TASK STATEMENT: From the listing below, pull out every line where the string "JSON" appears.

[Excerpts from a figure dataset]
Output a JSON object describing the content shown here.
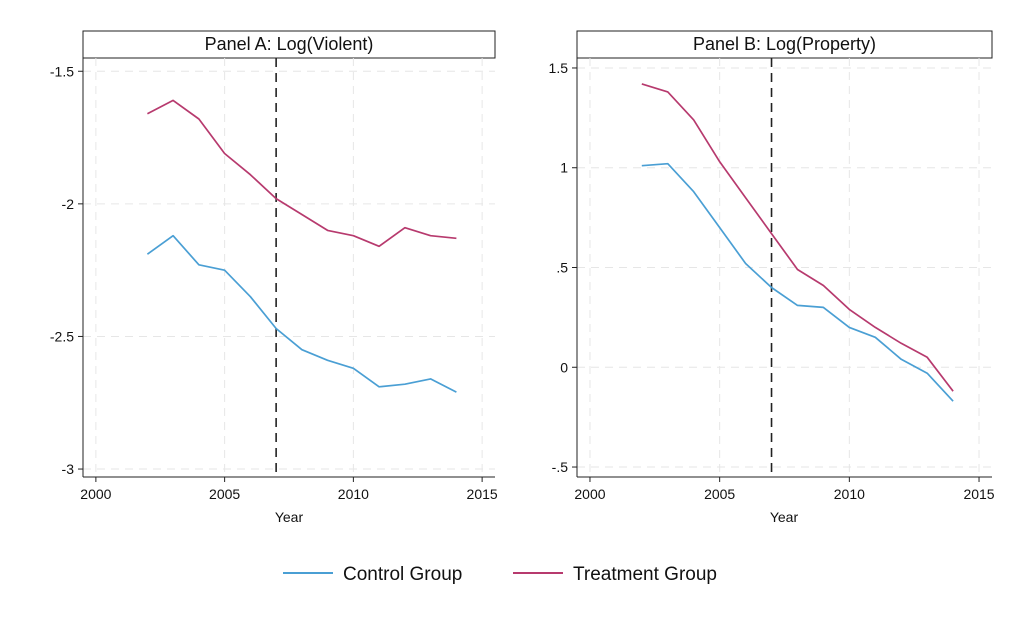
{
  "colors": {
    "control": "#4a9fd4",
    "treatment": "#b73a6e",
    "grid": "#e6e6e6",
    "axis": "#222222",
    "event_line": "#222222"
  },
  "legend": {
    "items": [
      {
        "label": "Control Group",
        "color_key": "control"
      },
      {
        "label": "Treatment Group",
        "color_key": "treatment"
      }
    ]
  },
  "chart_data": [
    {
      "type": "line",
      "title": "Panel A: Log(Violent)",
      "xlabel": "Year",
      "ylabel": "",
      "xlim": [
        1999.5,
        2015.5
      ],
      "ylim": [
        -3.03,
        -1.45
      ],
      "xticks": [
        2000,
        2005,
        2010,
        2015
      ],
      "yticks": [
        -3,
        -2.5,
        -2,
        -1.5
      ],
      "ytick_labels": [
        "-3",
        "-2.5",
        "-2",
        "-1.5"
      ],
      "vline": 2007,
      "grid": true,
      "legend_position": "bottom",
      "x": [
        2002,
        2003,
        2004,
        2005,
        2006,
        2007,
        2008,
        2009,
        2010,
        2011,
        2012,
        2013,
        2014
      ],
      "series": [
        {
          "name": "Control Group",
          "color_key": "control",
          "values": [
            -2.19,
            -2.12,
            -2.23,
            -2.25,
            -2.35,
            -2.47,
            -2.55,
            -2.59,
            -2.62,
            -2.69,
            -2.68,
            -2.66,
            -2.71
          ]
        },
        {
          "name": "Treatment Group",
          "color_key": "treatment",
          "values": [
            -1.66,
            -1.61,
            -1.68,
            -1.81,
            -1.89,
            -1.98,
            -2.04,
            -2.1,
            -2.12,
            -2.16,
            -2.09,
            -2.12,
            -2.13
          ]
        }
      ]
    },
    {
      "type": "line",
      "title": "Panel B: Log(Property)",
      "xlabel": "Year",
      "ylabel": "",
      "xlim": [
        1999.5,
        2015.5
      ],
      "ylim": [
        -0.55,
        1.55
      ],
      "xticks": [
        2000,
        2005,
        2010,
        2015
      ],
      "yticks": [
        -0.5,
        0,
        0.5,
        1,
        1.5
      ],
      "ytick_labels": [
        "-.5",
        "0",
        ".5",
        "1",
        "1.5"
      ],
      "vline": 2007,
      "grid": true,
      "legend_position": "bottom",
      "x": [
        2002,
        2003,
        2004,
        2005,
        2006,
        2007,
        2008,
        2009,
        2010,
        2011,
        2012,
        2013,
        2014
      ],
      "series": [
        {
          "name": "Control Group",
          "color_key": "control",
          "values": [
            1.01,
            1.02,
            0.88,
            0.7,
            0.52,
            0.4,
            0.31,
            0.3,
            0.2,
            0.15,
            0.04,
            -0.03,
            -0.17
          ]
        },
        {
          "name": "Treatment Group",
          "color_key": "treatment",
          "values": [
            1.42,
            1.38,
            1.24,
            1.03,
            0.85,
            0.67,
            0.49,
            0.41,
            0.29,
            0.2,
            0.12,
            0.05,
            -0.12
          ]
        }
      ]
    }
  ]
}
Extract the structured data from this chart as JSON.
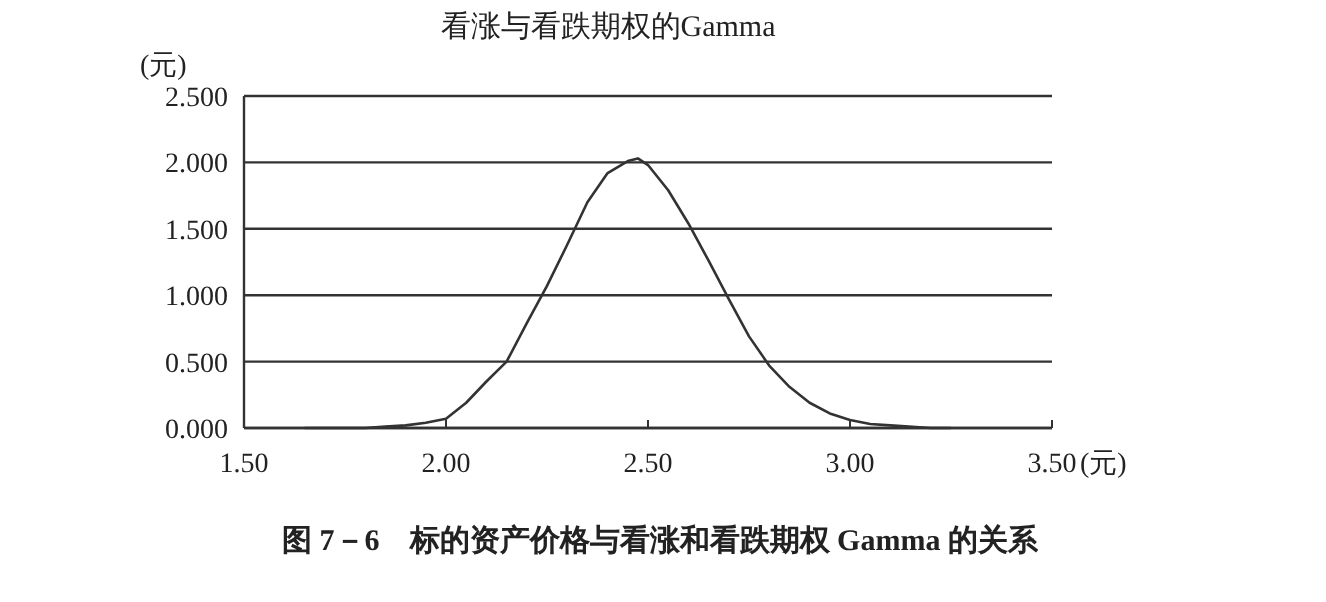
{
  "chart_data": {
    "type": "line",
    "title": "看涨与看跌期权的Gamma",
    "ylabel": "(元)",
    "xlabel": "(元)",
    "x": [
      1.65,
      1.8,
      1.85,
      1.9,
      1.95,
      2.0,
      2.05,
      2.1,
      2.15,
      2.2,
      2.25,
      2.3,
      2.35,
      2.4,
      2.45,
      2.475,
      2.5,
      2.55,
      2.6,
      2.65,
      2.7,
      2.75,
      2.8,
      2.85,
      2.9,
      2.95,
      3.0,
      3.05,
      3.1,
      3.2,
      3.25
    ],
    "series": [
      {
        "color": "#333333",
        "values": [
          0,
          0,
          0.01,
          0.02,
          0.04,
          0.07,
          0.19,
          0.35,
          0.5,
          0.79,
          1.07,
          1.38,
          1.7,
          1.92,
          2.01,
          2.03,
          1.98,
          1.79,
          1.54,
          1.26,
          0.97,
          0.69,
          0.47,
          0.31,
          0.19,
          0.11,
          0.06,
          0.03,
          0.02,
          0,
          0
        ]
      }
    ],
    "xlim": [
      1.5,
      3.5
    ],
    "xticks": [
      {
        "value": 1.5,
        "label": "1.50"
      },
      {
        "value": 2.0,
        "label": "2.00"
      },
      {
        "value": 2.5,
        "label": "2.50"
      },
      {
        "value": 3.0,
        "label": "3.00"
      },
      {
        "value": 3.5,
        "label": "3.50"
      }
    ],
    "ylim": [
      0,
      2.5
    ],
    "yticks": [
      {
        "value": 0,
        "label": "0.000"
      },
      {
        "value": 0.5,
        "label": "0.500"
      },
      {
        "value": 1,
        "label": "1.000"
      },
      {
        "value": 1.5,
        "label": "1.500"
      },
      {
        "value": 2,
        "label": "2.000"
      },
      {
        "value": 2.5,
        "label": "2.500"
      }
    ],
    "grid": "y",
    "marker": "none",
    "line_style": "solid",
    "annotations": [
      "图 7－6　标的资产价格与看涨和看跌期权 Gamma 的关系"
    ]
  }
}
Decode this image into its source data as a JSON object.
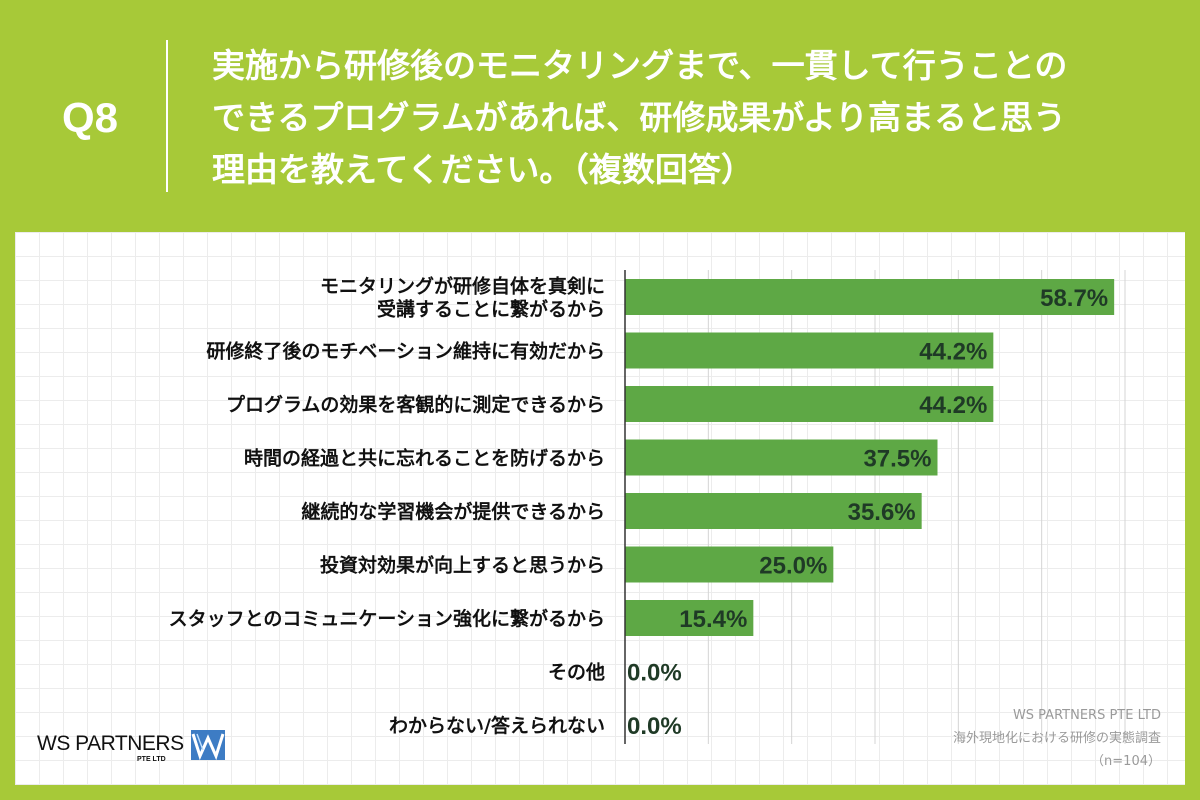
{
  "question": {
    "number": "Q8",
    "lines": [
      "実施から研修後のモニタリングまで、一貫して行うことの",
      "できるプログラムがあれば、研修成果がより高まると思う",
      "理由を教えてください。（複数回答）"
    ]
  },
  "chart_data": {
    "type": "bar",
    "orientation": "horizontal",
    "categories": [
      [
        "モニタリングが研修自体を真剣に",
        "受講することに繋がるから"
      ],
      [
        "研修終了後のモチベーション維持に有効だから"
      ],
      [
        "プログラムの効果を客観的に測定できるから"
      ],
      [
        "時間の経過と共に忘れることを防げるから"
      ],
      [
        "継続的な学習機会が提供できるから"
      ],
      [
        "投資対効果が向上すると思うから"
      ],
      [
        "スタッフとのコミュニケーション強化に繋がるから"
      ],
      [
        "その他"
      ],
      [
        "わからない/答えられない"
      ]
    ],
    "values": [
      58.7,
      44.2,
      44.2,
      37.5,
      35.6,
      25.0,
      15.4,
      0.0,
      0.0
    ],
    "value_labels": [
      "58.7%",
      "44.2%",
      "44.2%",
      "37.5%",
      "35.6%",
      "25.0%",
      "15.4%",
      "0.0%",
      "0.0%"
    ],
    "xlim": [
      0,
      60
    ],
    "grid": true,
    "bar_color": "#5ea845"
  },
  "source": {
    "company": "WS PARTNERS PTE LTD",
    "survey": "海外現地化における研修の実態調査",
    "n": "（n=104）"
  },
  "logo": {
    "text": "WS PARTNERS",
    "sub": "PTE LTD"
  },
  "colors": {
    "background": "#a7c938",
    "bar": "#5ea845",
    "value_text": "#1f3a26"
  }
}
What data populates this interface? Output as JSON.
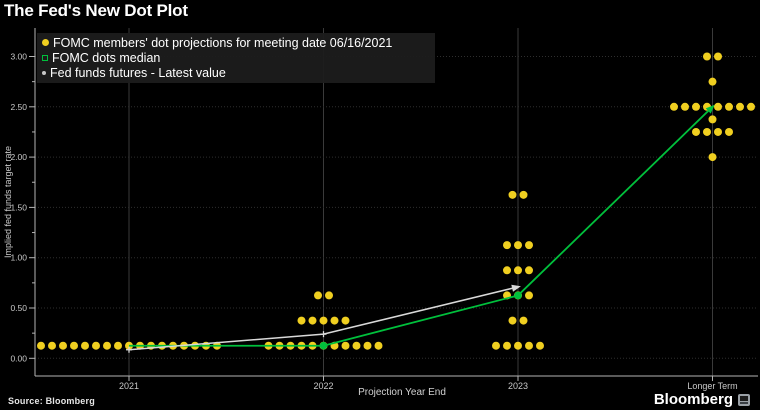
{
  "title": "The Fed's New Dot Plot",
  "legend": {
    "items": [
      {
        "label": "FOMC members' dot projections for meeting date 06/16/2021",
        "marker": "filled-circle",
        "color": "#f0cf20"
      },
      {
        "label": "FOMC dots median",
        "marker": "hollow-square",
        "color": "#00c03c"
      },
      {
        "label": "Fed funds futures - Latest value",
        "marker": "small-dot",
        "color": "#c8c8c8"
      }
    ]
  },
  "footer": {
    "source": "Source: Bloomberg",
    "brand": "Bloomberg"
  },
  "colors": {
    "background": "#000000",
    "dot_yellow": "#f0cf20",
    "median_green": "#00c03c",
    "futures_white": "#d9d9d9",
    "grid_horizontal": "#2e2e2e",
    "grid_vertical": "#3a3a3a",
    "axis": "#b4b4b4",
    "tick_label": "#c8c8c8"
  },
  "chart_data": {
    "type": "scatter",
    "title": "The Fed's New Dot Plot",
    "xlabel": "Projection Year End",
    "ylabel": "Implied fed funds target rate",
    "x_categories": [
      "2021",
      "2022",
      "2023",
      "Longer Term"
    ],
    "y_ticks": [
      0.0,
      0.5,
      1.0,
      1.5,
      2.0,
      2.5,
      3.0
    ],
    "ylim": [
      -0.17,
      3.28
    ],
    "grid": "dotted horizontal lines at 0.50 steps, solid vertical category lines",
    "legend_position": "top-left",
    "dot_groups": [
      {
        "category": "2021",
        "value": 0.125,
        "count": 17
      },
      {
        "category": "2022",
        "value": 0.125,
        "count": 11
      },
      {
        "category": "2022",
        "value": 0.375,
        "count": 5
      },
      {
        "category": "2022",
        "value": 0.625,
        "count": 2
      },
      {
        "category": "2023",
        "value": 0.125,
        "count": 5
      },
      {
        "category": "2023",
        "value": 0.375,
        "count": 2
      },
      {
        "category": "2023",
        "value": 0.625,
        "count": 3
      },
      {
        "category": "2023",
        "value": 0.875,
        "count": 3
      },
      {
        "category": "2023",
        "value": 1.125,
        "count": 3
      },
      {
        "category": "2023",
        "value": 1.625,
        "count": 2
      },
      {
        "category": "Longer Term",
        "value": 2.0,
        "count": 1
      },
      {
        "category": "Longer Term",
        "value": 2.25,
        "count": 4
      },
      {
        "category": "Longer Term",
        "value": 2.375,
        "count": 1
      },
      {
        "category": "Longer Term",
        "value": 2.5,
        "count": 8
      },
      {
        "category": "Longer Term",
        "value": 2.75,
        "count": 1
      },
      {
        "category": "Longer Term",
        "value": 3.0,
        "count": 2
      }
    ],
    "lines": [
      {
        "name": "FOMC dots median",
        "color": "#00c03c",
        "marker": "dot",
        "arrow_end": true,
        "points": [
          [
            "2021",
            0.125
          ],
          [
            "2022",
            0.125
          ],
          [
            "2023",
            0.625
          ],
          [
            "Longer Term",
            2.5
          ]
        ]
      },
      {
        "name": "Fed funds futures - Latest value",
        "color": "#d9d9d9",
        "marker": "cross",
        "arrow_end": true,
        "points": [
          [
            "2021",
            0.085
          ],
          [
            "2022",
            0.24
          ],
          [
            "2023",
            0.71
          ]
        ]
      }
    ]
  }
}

THE RESPONSE:
Output a JSON object describing the content shown here.
Extract the structured data from this chart as JSON.
Decode this image into its source data as a JSON object.
What data populates this interface? Output as JSON.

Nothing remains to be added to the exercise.